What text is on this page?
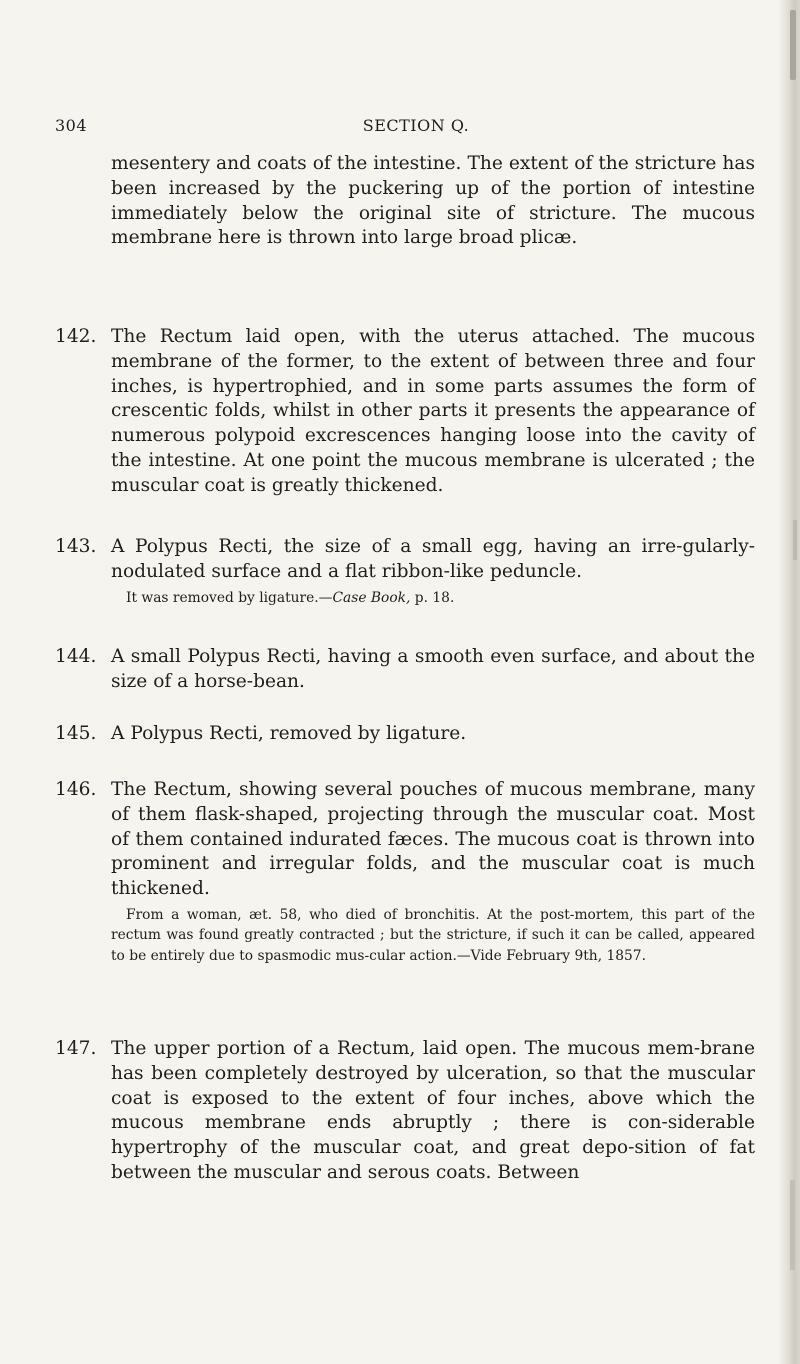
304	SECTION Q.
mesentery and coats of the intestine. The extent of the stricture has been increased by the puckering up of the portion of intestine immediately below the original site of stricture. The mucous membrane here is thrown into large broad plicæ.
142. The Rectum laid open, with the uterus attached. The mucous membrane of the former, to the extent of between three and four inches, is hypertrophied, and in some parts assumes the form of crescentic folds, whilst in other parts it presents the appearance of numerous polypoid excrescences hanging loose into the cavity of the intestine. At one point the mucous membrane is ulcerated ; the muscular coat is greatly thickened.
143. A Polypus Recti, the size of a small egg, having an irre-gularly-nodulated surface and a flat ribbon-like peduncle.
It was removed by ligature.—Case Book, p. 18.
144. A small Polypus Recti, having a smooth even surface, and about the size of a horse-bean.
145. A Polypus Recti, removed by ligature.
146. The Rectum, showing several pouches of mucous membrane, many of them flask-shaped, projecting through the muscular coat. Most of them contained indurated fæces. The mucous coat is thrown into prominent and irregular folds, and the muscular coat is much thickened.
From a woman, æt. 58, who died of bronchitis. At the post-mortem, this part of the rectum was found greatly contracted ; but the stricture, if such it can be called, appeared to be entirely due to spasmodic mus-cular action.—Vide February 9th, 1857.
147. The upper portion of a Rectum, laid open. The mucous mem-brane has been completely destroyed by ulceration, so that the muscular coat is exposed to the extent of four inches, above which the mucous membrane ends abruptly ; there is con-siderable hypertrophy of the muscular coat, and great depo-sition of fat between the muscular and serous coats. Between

──────

**Given exercise:**
Leave out the pictures and output the rest of the material exactly as written.

**Final result:**
What text is on this page?
304	SECTION Q.
mesentery and coats of the intestine. The extent of the stricture has been increased by the puckering up of the portion of intestine immediately below the original site of stricture. The mucous membrane here is thrown into large broad plicæ.
142. The Rectum laid open, with the uterus attached. The mucous membrane of the former, to the extent of between three and four inches, is hypertrophied, and in some parts assumes the form of crescentic folds, whilst in other parts it presents the appearance of numerous polypoid excrescences hanging loose into the cavity of the intestine. At one point the mucous membrane is ulcerated ; the muscular coat is greatly thickened.
143. A Polypus Recti, the size of a small egg, having an irre-gularly-nodulated surface and a flat ribbon-like peduncle.
It was removed by ligature.—Case Book, p. 18.
144. A small Polypus Recti, having a smooth even surface, and about the size of a horse-bean.
145. A Polypus Recti, removed by ligature.
146. The Rectum, showing several pouches of mucous membrane, many of them flask-shaped, projecting through the muscular coat. Most of them contained indurated fæces. The mucous coat is thrown into prominent and irregular folds, and the muscular coat is much thickened.
From a woman, æt. 58, who died of bronchitis. At the post-mortem, this part of the rectum was found greatly contracted ; but the stricture, if such it can be called, appeared to be entirely due to spasmodic mus-cular action.—Vide February 9th, 1857.
147. The upper portion of a Rectum, laid open. The mucous mem-brane has been completely destroyed by ulceration, so that the muscular coat is exposed to the extent of four inches, above which the mucous membrane ends abruptly ; there is con-siderable hypertrophy of the muscular coat, and great depo-sition of fat between the muscular and serous coats. Between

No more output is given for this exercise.